▶ [Short exercise] In the material below, list every line carrying the string "многофазных".

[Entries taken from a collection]
■ ■ ■ ■ ■ ■ ■

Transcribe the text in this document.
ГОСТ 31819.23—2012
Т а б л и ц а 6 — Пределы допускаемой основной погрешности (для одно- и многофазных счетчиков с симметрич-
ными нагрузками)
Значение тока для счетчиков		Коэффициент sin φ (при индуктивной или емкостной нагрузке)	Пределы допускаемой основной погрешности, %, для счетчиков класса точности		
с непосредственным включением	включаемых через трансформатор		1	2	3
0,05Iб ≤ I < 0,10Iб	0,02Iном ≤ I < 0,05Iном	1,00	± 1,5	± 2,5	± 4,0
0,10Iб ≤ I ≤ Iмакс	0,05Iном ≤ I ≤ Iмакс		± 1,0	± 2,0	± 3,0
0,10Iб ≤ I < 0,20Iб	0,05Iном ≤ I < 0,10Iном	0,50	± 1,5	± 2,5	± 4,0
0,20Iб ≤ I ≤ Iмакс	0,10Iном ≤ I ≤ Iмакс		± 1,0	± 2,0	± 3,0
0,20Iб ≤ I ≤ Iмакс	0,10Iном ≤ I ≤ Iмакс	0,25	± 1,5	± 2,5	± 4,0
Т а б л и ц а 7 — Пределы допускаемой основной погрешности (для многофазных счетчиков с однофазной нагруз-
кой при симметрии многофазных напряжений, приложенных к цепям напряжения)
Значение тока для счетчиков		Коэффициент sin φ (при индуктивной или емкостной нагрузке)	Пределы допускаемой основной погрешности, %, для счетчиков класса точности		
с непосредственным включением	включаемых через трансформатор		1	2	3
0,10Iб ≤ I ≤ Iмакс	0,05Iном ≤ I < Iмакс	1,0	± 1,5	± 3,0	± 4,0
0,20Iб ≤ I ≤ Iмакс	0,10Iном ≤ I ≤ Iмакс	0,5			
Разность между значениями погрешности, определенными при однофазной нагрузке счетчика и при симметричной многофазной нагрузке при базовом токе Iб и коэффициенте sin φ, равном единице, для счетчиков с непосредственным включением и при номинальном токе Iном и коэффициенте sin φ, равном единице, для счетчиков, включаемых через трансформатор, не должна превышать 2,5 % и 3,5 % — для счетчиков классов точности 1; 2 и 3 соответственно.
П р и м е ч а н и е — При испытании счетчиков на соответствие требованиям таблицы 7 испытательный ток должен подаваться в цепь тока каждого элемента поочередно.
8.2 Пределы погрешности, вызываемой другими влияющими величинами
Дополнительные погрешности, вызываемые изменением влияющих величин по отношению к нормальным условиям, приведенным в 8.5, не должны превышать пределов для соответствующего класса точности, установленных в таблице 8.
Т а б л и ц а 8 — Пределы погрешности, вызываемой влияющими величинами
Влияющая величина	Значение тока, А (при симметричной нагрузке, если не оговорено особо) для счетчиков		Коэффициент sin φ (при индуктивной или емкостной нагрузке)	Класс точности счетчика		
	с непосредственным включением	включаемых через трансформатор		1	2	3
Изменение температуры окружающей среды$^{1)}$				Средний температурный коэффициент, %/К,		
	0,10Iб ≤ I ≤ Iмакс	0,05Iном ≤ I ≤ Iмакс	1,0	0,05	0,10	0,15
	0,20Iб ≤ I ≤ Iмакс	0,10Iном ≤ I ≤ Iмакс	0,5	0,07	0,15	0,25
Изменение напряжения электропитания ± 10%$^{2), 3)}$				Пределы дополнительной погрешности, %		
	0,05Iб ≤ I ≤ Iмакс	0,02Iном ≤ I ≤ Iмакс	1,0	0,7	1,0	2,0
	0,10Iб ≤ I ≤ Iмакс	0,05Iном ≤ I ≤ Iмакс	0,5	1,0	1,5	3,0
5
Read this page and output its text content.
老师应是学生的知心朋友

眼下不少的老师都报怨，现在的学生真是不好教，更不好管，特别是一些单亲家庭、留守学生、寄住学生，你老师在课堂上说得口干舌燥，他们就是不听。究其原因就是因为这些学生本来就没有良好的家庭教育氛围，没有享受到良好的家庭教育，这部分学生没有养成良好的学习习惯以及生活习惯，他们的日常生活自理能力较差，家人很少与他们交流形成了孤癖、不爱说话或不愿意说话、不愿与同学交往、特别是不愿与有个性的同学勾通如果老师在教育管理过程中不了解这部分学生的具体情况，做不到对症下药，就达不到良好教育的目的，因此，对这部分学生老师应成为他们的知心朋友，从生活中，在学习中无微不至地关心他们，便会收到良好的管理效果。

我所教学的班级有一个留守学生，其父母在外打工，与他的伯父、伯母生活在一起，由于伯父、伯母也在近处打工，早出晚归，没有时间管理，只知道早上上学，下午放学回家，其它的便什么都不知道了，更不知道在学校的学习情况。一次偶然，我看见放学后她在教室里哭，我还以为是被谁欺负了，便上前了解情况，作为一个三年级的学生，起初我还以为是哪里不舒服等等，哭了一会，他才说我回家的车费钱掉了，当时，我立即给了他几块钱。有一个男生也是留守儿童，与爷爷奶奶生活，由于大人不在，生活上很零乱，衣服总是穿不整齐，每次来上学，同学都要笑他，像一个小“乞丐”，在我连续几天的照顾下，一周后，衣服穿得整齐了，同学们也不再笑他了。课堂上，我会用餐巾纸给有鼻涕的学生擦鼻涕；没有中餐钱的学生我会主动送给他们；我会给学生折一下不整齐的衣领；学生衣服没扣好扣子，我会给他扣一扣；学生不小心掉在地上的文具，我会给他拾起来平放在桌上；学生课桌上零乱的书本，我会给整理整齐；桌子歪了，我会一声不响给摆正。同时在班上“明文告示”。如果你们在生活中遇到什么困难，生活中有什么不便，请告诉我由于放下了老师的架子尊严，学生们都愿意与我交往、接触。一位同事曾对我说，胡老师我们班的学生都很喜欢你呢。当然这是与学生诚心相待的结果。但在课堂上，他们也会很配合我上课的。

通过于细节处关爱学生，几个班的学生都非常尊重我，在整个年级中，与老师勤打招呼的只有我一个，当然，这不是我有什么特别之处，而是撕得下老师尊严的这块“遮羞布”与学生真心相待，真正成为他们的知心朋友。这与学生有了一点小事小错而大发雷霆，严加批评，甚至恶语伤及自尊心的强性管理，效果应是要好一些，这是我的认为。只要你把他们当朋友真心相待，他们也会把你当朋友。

■ ■ ■ ■ ■ ■ ■

▶ [Task answer]
Т а б л и ц а 6 — Пределы допускаемой основной погрешности (для одно- и многофазных счетчиков с симметрич-
Т а б л и ц а 7 — Пределы допускаемой основной погрешности (для многофазных счетчиков с однофазной нагруз-
кой при симметрии многофазных напряжений, приложенных к цепям напряжения)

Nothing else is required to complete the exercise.